Challenge
Write every line out verbatim and omit the pictures.

================================

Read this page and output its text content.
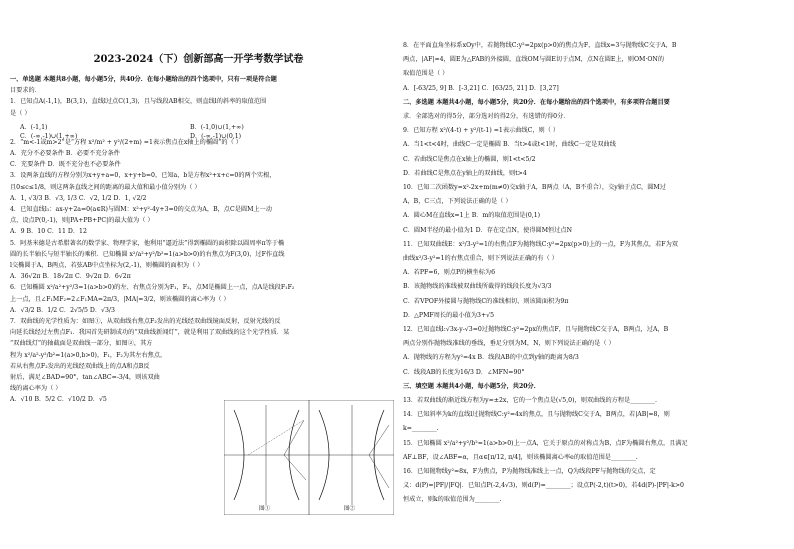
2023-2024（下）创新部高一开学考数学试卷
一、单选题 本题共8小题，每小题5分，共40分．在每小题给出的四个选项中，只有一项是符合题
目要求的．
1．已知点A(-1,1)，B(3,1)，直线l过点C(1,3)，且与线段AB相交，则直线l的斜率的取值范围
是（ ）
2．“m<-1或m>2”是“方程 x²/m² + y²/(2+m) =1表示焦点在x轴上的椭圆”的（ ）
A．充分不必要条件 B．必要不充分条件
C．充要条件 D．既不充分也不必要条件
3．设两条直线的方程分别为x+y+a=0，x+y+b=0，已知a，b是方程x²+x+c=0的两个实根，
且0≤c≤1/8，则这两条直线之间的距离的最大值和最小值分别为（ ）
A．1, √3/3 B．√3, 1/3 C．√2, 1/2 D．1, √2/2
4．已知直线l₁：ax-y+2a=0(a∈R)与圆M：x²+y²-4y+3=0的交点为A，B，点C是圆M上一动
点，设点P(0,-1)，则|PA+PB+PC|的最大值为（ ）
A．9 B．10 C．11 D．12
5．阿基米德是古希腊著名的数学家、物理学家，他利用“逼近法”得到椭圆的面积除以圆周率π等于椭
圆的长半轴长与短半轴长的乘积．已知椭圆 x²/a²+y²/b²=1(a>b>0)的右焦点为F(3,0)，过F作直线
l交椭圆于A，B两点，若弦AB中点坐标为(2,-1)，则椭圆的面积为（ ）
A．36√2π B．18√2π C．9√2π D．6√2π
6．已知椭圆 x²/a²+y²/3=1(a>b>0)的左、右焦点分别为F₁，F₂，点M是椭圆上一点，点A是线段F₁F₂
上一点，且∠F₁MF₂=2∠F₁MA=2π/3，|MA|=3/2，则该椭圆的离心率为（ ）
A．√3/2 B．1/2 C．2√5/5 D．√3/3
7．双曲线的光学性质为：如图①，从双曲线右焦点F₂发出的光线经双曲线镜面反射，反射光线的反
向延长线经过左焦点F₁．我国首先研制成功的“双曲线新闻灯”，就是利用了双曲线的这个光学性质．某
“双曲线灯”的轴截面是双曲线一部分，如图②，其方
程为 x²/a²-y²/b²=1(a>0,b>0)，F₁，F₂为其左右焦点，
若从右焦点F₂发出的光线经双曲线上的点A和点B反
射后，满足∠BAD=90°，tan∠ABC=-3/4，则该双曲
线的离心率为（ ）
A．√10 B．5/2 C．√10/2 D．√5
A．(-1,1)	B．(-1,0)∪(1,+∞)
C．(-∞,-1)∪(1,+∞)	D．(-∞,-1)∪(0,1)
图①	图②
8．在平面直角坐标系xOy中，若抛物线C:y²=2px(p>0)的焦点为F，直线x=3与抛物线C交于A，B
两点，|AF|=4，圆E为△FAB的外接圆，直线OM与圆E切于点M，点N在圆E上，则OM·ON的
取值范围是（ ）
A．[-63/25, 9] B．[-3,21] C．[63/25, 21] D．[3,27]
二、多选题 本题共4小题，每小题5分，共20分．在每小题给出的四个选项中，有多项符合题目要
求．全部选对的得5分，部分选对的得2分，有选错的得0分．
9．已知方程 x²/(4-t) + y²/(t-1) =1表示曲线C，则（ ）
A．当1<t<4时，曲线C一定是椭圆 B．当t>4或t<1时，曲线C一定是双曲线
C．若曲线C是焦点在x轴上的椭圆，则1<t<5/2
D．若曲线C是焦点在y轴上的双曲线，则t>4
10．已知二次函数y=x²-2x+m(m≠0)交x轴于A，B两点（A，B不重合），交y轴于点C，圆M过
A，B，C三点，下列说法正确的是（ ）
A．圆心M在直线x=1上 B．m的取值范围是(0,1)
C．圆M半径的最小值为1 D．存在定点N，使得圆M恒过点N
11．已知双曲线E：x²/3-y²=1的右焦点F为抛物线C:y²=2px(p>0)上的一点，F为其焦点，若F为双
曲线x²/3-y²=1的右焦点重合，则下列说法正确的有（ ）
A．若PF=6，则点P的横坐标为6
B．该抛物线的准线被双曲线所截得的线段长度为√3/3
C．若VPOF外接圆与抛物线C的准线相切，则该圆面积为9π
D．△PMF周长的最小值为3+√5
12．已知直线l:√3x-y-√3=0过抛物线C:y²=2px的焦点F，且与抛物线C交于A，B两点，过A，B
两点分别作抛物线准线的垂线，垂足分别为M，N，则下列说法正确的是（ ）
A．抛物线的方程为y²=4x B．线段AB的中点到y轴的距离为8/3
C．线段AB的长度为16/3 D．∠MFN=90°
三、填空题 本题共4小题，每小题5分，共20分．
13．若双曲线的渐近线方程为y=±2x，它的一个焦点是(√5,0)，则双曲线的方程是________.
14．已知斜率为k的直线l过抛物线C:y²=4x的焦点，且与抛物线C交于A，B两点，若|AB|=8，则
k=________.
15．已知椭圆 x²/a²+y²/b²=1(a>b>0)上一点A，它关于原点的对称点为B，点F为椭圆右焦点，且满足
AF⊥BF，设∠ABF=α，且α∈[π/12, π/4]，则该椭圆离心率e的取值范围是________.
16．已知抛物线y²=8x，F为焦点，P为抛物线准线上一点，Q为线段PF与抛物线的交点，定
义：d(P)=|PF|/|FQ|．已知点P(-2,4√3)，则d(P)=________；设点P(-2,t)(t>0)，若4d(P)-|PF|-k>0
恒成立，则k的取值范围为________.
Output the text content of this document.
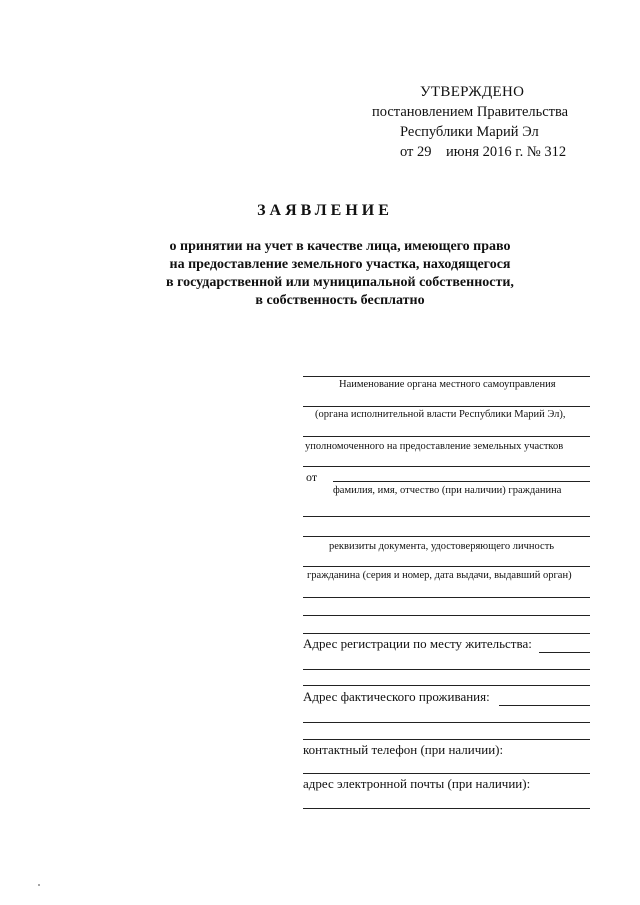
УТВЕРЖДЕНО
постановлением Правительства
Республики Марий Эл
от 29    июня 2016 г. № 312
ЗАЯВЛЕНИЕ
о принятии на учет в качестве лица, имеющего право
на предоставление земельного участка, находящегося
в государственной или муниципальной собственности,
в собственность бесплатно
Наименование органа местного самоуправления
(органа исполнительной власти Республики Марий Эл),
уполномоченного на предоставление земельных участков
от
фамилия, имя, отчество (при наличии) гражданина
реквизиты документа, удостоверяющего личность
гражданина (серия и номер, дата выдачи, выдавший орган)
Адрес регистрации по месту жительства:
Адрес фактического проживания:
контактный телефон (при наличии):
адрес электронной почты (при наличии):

================================

Reply
Read this page and output its text content.
2023-2024（下）创新部高一开学考数学试卷
一、单选题 本题共8小题，每小题5分，共40分．在每小题给出的四个选项中，只有一项是符合题
目要求的．
1．已知点A(-1,1)，B(3,1)，直线l过点C(1,3)，且与线段AB相交，则直线l的斜率的取值范围
是（ ）
2．“m<-1或m>2”是“方程 x²/m² + y²/(2+m) =1表示焦点在x轴上的椭圆”的（ ）
A．充分不必要条件 B．必要不充分条件
C．充要条件 D．既不充分也不必要条件
3．设两条直线的方程分别为x+y+a=0，x+y+b=0，已知a，b是方程x²+x+c=0的两个实根，
且0≤c≤1/8，则这两条直线之间的距离的最大值和最小值分别为（ ）
A．1, √3/3 B．√3, 1/3 C．√2, 1/2 D．1, √2/2
4．已知直线l₁：ax-y+2a=0(a∈R)与圆M：x²+y²-4y+3=0的交点为A，B，点C是圆M上一动
点，设点P(0,-1)，则|PA+PB+PC|的最大值为（ ）
A．9 B．10 C．11 D．12
5．阿基米德是古希腊著名的数学家、物理学家，他利用“逼近法”得到椭圆的面积除以圆周率π等于椭
圆的长半轴长与短半轴长的乘积．已知椭圆 x²/a²+y²/b²=1(a>b>0)的右焦点为F(3,0)，过F作直线
l交椭圆于A，B两点，若弦AB中点坐标为(2,-1)，则椭圆的面积为（ ）
A．36√2π B．18√2π C．9√2π D．6√2π
6．已知椭圆 x²/a²+y²/3=1(a>b>0)的左、右焦点分别为F₁，F₂，点M是椭圆上一点，点A是线段F₁F₂
上一点，且∠F₁MF₂=2∠F₁MA=2π/3，|MA|=3/2，则该椭圆的离心率为（ ）
A．√3/2 B．1/2 C．2√5/5 D．√3/3
7．双曲线的光学性质为：如图①，从双曲线右焦点F₂发出的光线经双曲线镜面反射，反射光线的反
向延长线经过左焦点F₁．我国首先研制成功的“双曲线新闻灯”，就是利用了双曲线的这个光学性质．某
“双曲线灯”的轴截面是双曲线一部分，如图②，其方
程为 x²/a²-y²/b²=1(a>0,b>0)，F₁，F₂为其左右焦点，
若从右焦点F₂发出的光线经双曲线上的点A和点B反
射后，满足∠BAD=90°，tan∠ABC=-3/4，则该双曲
线的离心率为（ ）
A．√10 B．5/2 C．√10/2 D．√5
A．(-1,1)	B．(-1,0)∪(1,+∞)
C．(-∞,-1)∪(1,+∞)	D．(-∞,-1)∪(0,1)
图①	图②
8．在平面直角坐标系xOy中，若抛物线C:y²=2px(p>0)的焦点为F，直线x=3与抛物线C交于A，B
两点，|AF|=4，圆E为△FAB的外接圆，直线OM与圆E切于点M，点N在圆E上，则OM·ON的
取值范围是（ ）
A．[-63/25, 9] B．[-3,21] C．[63/25, 21] D．[3,27]
二、多选题 本题共4小题，每小题5分，共20分．在每小题给出的四个选项中，有多项符合题目要
求．全部选对的得5分，部分选对的得2分，有选错的得0分．
9．已知方程 x²/(4-t) + y²/(t-1) =1表示曲线C，则（ ）
A．当1<t<4时，曲线C一定是椭圆 B．当t>4或t<1时，曲线C一定是双曲线
C．若曲线C是焦点在x轴上的椭圆，则1<t<5/2
D．若曲线C是焦点在y轴上的双曲线，则t>4
10．已知二次函数y=x²-2x+m(m≠0)交x轴于A，B两点（A，B不重合），交y轴于点C，圆M过
A，B，C三点，下列说法正确的是（ ）
A．圆心M在直线x=1上 B．m的取值范围是(0,1)
C．圆M半径的最小值为1 D．存在定点N，使得圆M恒过点N
11．已知双曲线E：x²/3-y²=1的右焦点F为抛物线C:y²=2px(p>0)上的一点，F为其焦点，若F为双
曲线x²/3-y²=1的右焦点重合，则下列说法正确的有（ ）
A．若PF=6，则点P的横坐标为6
B．该抛物线的准线被双曲线所截得的线段长度为√3/3
C．若VPOF外接圆与抛物线C的准线相切，则该圆面积为9π
D．△PMF周长的最小值为3+√5
12．已知直线l:√3x-y-√3=0过抛物线C:y²=2px的焦点F，且与抛物线C交于A，B两点，过A，B
两点分别作抛物线准线的垂线，垂足分别为M，N，则下列说法正确的是（ ）
A．抛物线的方程为y²=4x B．线段AB的中点到y轴的距离为8/3
C．线段AB的长度为16/3 D．∠MFN=90°
三、填空题 本题共4小题，每小题5分，共20分．
13．若双曲线的渐近线方程为y=±2x，它的一个焦点是(√5,0)，则双曲线的方程是________.
14．已知斜率为k的直线l过抛物线C:y²=4x的焦点，且与抛物线C交于A，B两点，若|AB|=8，则
k=________.
15．已知椭圆 x²/a²+y²/b²=1(a>b>0)上一点A，它关于原点的对称点为B，点F为椭圆右焦点，且满足
AF⊥BF，设∠ABF=α，且α∈[π/12, π/4]，则该椭圆离心率e的取值范围是________.
16．已知抛物线y²=8x，F为焦点，P为抛物线准线上一点，Q为线段PF与抛物线的交点，定
义：d(P)=|PF|/|FQ|．已知点P(-2,4√3)，则d(P)=________；设点P(-2,t)(t>0)，若4d(P)-|PF|-k>0
恒成立，则k的取值范围为________.
Output the text content of this document.
УТВЕРЖДЕНО
постановлением Правительства
Республики Марий Эл
от 29    июня 2016 г. № 312
ЗАЯВЛЕНИЕ
о принятии на учет в качестве лица, имеющего право
на предоставление земельного участка, находящегося
в государственной или муниципальной собственности,
в собственность бесплатно
Наименование органа местного самоуправления
(органа исполнительной власти Республики Марий Эл),
уполномоченного на предоставление земельных участков
от
фамилия, имя, отчество (при наличии) гражданина
реквизиты документа, удостоверяющего личность
гражданина (серия и номер, дата выдачи, выдавший орган)
Адрес регистрации по месту жительства:
Адрес фактического проживания:
контактный телефон (при наличии):
адрес электронной почты (при наличии):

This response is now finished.